*** Provided records ***
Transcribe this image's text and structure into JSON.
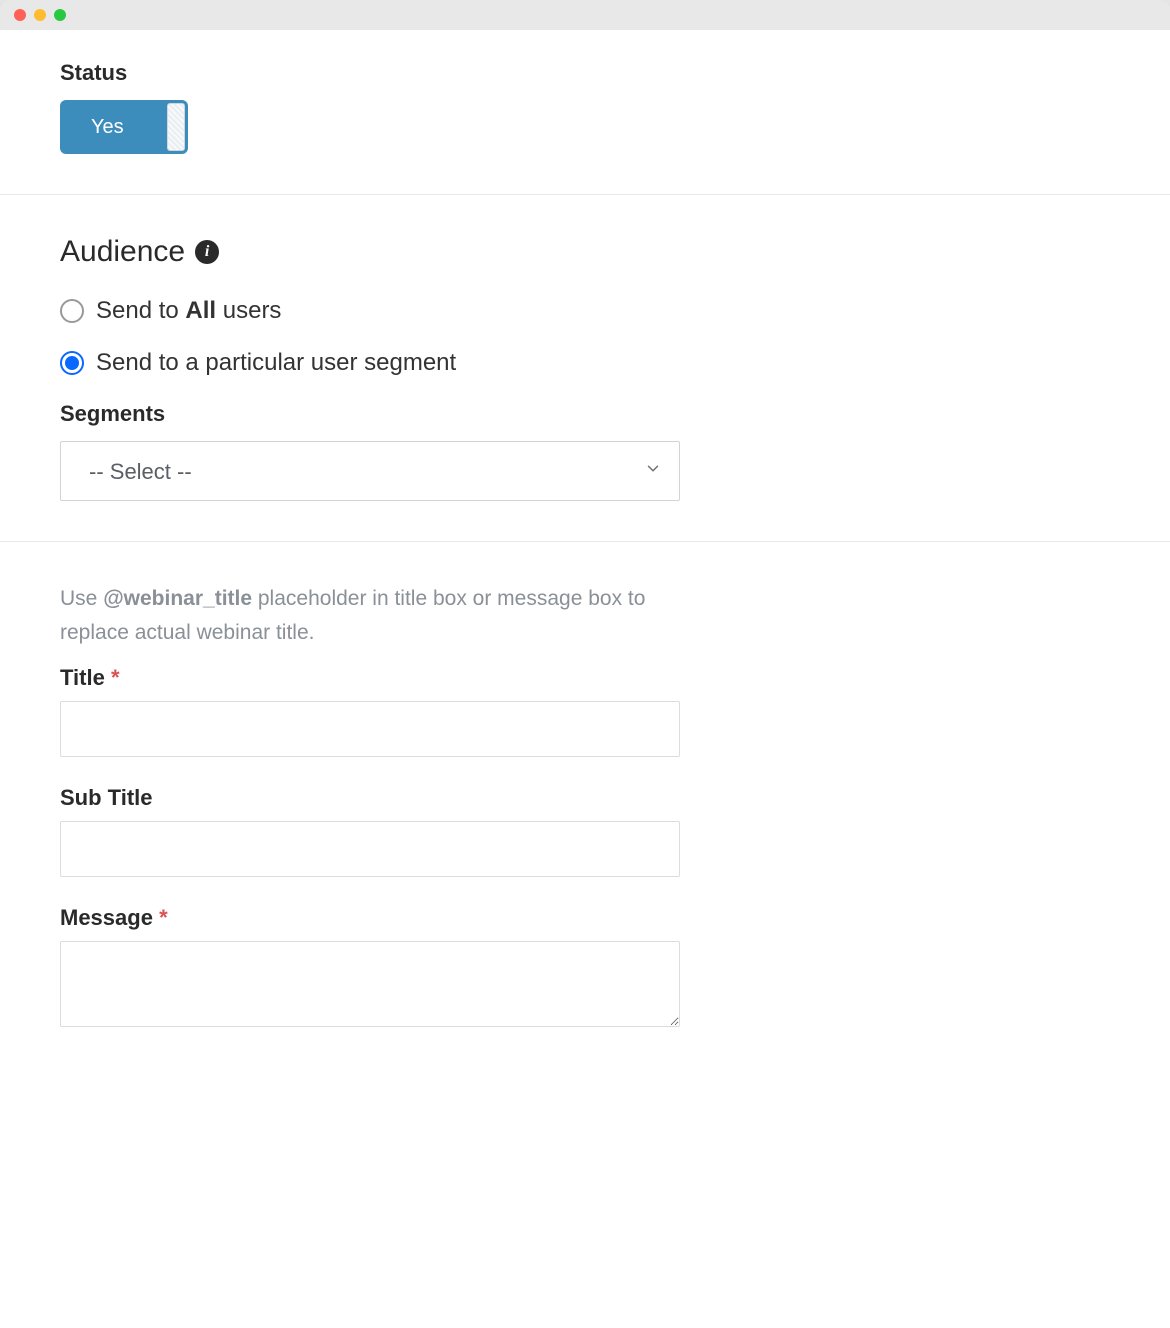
{
  "status": {
    "label": "Status",
    "toggle_value": "Yes"
  },
  "audience": {
    "title": "Audience",
    "options": {
      "all_prefix": "Send to ",
      "all_bold": "All",
      "all_suffix": " users",
      "segment": "Send to a particular user segment"
    },
    "selected": "segment",
    "segments_label": "Segments",
    "segments_placeholder": "-- Select --"
  },
  "message_section": {
    "helper_prefix": "Use ",
    "helper_bold": "@webinar_title",
    "helper_suffix": " placeholder in title box or message box to replace actual webinar title.",
    "title_label": "Title",
    "title_value": "",
    "subtitle_label": "Sub Title",
    "subtitle_value": "",
    "message_label": "Message",
    "message_value": "",
    "required_marker": "*"
  }
}
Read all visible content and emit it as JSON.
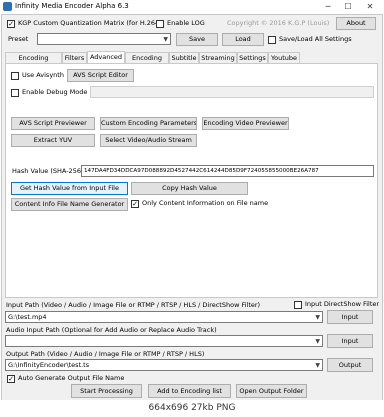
{
  "window": {
    "title": "Infinity Media Encoder Alpha 6.3",
    "minimize": "─",
    "maximize": "☐",
    "close": "✕"
  },
  "top": {
    "kgp_label": "KGP Custom Quantization Matrix (for H.264)",
    "kgp_checked": true,
    "enable_log_label": "Enable LOG",
    "enable_log_checked": false,
    "copyright": "Copyright © 2016 K.G.P (Louis)",
    "about": "About",
    "preset_label": "Preset",
    "preset_value": "",
    "save": "Save",
    "load": "Load",
    "saveload_all_label": "Save/Load All Settings",
    "saveload_all_checked": false
  },
  "tabs": [
    "Encoding Options",
    "Filters",
    "Advanced",
    "Encoding List",
    "Subtitle",
    "Streaming",
    "Settings",
    "Youtube"
  ],
  "active_tab": "Advanced",
  "advanced": {
    "use_avisynth_label": "Use Avisynth",
    "use_avisynth_checked": false,
    "avs_script_editor": "AVS Script Editor",
    "debug_mode_label": "Enable Debug Mode",
    "debug_mode_checked": false,
    "avs_script_previewer": "AVS Script Previewer",
    "custom_encoding_parameters": "Custom Encoding Parameters",
    "encoding_video_previewer": "Encoding Video Previewer",
    "extract_yuv": "Extract YUV",
    "select_video_audio_stream": "Select Video/Audio Stream",
    "hash_label": "Hash Value (SHA-256)",
    "hash_value": "147DA4FD34DDCA97D088892D4527442C614244D85D9F724055855000BE26A787",
    "get_hash": "Get Hash Value from Input File",
    "copy_hash": "Copy Hash Value",
    "content_info_generator": "Content Info File Name Generator",
    "only_content_info_label": "Only Content Information on File name",
    "only_content_info_checked": true
  },
  "io": {
    "input_label": "Input Path (Video / Audio / Image File or RTMP / RTSP / HLS / DirectShow Filter)",
    "input_directshow_label": "Input DirectShow Filter",
    "input_directshow_checked": false,
    "input_value": "G:\\test.mp4",
    "input_button": "Input",
    "audio_label": "Audio Input Path (Optional for Add Audio or Replace Audio Track)",
    "audio_value": "",
    "audio_button": "Input",
    "output_label": "Output Path (Video / Audio / Image File or RTMP / RTSP / HLS)",
    "output_value": "G:\\InfinityEncoder\\test.ts",
    "output_button": "Output",
    "auto_generate_label": "Auto Generate Output File Name",
    "auto_generate_checked": true,
    "start_processing": "Start Processing",
    "add_to_list": "Add to Encoding list",
    "open_output_folder": "Open Output Folder"
  },
  "status": "664x696  27kb  PNG",
  "colors": {
    "accent": "#0078d7",
    "face": "#f0f0f0",
    "button": "#e1e1e1"
  }
}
***
* **Stated problem**: Give the data again exactly as written, with all pictures left out.

* **Worked solution**:
Transcribe this image's text and structure into JSON.
{
  "status": {
    "label": "Status",
    "toggle_value": "Yes"
  },
  "audience": {
    "title": "Audience",
    "options": {
      "all_prefix": "Send to ",
      "all_bold": "All",
      "all_suffix": " users",
      "segment": "Send to a particular user segment"
    },
    "selected": "segment",
    "segments_label": "Segments",
    "segments_placeholder": "-- Select --"
  },
  "message_section": {
    "helper_prefix": "Use ",
    "helper_bold": "@webinar_title",
    "helper_suffix": " placeholder in title box or message box to replace actual webinar title.",
    "title_label": "Title",
    "title_value": "",
    "subtitle_label": "Sub Title",
    "subtitle_value": "",
    "message_label": "Message",
    "message_value": "",
    "required_marker": "*"
  }
}
Read all visible content and emit it as JSON.
{
  "window": {
    "title": "Infinity Media Encoder Alpha 6.3",
    "minimize": "─",
    "maximize": "☐",
    "close": "✕"
  },
  "top": {
    "kgp_label": "KGP Custom Quantization Matrix (for H.264)",
    "kgp_checked": true,
    "enable_log_label": "Enable LOG",
    "enable_log_checked": false,
    "copyright": "Copyright © 2016 K.G.P (Louis)",
    "about": "About",
    "preset_label": "Preset",
    "preset_value": "",
    "save": "Save",
    "load": "Load",
    "saveload_all_label": "Save/Load All Settings",
    "saveload_all_checked": false
  },
  "tabs": [
    "Encoding Options",
    "Filters",
    "Advanced",
    "Encoding List",
    "Subtitle",
    "Streaming",
    "Settings",
    "Youtube"
  ],
  "active_tab": "Advanced",
  "advanced": {
    "use_avisynth_label": "Use Avisynth",
    "use_avisynth_checked": false,
    "avs_script_editor": "AVS Script Editor",
    "debug_mode_label": "Enable Debug Mode",
    "debug_mode_checked": false,
    "avs_script_previewer": "AVS Script Previewer",
    "custom_encoding_parameters": "Custom Encoding Parameters",
    "encoding_video_previewer": "Encoding Video Previewer",
    "extract_yuv": "Extract YUV",
    "select_video_audio_stream": "Select Video/Audio Stream",
    "hash_label": "Hash Value (SHA-256)",
    "hash_value": "147DA4FD34DDCA97D088892D4527442C614244D85D9F724055855000BE26A787",
    "get_hash": "Get Hash Value from Input File",
    "copy_hash": "Copy Hash Value",
    "content_info_generator": "Content Info File Name Generator",
    "only_content_info_label": "Only Content Information on File name",
    "only_content_info_checked": true
  },
  "io": {
    "input_label": "Input Path (Video / Audio / Image File or RTMP / RTSP / HLS / DirectShow Filter)",
    "input_directshow_label": "Input DirectShow Filter",
    "input_directshow_checked": false,
    "input_value": "G:\\test.mp4",
    "input_button": "Input",
    "audio_label": "Audio Input Path (Optional for Add Audio or Replace Audio Track)",
    "audio_value": "",
    "audio_button": "Input",
    "output_label": "Output Path (Video / Audio / Image File or RTMP / RTSP / HLS)",
    "output_value": "G:\\InfinityEncoder\\test.ts",
    "output_button": "Output",
    "auto_generate_label": "Auto Generate Output File Name",
    "auto_generate_checked": true,
    "start_processing": "Start Processing",
    "add_to_list": "Add to Encoding list",
    "open_output_folder": "Open Output Folder"
  },
  "status": "664x696  27kb  PNG",
  "colors": {
    "accent": "#0078d7",
    "face": "#f0f0f0",
    "button": "#e1e1e1"
  }
}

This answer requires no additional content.